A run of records
┌──
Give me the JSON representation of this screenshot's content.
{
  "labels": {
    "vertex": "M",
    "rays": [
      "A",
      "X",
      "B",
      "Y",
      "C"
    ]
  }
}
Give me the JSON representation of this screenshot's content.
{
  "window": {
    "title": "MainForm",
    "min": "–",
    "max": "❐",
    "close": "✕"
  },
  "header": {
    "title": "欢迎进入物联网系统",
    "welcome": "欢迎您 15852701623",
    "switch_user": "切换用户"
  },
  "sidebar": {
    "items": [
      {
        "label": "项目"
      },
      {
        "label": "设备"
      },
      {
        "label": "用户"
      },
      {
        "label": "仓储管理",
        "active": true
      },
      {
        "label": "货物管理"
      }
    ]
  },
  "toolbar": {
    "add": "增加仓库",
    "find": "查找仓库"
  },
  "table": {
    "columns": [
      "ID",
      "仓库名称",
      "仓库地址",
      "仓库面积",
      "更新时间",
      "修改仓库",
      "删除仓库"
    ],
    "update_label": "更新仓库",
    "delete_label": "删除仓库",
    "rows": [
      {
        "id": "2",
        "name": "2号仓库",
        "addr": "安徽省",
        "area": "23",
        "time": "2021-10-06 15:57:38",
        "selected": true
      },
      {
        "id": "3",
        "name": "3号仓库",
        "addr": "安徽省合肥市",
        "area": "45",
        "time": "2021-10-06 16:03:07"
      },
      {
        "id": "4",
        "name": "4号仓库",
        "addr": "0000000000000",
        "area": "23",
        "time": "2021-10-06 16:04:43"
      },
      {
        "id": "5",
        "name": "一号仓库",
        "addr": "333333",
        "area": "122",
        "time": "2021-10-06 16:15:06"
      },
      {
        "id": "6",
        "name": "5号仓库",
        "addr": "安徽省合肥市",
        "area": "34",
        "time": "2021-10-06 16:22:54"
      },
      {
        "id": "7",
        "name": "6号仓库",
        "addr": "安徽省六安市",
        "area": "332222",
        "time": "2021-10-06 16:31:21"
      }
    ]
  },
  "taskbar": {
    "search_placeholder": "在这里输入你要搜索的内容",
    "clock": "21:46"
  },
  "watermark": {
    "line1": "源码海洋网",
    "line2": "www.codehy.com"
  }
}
└──
• **YOUR INSTRUCTIONS**
Give nothing but the number of lines containing the string "area".

• **RIGHT ANSWER**
6